§ Data to process
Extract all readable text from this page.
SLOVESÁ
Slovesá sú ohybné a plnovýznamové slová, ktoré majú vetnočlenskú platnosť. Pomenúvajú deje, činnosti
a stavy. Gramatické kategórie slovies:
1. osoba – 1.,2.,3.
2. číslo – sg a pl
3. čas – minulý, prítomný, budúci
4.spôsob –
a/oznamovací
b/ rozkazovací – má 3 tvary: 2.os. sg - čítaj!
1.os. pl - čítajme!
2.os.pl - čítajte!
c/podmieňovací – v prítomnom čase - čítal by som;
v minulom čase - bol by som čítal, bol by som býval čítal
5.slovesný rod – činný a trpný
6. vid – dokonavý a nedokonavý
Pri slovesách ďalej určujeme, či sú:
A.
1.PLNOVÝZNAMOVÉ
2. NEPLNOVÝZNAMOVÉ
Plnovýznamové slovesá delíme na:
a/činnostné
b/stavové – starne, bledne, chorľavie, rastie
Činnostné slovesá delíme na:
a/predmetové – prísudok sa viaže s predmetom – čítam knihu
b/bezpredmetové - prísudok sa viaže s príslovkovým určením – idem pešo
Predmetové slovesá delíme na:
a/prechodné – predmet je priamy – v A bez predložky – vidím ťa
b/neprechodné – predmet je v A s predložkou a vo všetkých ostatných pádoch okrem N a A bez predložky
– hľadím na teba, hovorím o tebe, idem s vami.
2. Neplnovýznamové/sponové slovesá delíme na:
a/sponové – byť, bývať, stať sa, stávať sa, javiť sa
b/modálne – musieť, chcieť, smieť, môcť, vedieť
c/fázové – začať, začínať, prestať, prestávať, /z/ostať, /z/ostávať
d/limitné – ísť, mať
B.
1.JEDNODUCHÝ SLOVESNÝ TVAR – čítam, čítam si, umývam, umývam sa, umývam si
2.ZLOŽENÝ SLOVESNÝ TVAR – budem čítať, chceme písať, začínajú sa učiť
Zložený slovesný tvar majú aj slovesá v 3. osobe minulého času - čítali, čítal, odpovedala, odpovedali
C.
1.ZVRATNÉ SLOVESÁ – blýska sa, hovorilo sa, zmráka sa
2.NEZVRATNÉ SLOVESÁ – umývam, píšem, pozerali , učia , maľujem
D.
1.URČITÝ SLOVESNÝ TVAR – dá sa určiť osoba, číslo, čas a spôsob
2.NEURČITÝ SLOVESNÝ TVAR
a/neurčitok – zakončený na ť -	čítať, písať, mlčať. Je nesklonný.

...

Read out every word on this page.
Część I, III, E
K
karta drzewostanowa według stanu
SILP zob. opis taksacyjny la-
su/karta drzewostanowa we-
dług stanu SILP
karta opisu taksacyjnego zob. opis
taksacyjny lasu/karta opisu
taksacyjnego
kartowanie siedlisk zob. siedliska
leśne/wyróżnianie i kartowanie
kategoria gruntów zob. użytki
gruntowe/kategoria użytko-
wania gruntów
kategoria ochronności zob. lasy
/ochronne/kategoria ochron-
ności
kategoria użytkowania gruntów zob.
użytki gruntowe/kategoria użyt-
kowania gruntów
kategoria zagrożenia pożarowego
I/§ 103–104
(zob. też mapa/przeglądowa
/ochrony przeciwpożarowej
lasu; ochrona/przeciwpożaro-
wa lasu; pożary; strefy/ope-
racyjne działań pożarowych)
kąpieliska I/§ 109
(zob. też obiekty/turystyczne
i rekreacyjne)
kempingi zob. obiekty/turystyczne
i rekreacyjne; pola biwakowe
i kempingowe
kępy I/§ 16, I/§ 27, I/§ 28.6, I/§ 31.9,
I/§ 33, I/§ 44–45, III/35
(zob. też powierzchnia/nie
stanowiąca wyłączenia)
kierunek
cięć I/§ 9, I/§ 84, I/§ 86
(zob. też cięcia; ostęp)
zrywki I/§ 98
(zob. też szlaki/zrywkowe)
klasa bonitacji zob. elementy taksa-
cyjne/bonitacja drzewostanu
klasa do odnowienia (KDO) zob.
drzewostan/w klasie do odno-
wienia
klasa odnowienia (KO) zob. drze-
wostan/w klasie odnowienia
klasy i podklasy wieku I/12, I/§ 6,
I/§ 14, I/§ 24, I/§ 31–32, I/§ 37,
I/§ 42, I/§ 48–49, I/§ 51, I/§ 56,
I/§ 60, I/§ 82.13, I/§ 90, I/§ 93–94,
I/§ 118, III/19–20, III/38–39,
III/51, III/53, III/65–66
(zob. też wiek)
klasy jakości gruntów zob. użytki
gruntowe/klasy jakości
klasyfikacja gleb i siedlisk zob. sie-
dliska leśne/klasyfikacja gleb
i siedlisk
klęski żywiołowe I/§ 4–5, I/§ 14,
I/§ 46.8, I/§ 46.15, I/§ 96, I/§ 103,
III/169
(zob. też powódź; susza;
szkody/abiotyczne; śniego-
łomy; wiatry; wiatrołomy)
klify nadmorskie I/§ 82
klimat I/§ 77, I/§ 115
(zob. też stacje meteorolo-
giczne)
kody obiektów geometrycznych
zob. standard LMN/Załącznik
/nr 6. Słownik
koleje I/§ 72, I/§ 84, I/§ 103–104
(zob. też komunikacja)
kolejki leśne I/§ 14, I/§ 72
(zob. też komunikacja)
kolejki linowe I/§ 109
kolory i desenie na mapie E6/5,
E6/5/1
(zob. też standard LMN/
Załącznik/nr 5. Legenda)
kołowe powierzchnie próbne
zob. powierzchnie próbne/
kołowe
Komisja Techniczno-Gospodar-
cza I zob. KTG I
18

§ What this task involves
Lines from the records above that hold "viaže" are the ones to list.

§ Exercise solution
a/predmetové – prísudok sa viaže s predmetom – čítam knihu
b/bezpredmetové - prísudok sa viaže s príslovkovým určením – idem pešo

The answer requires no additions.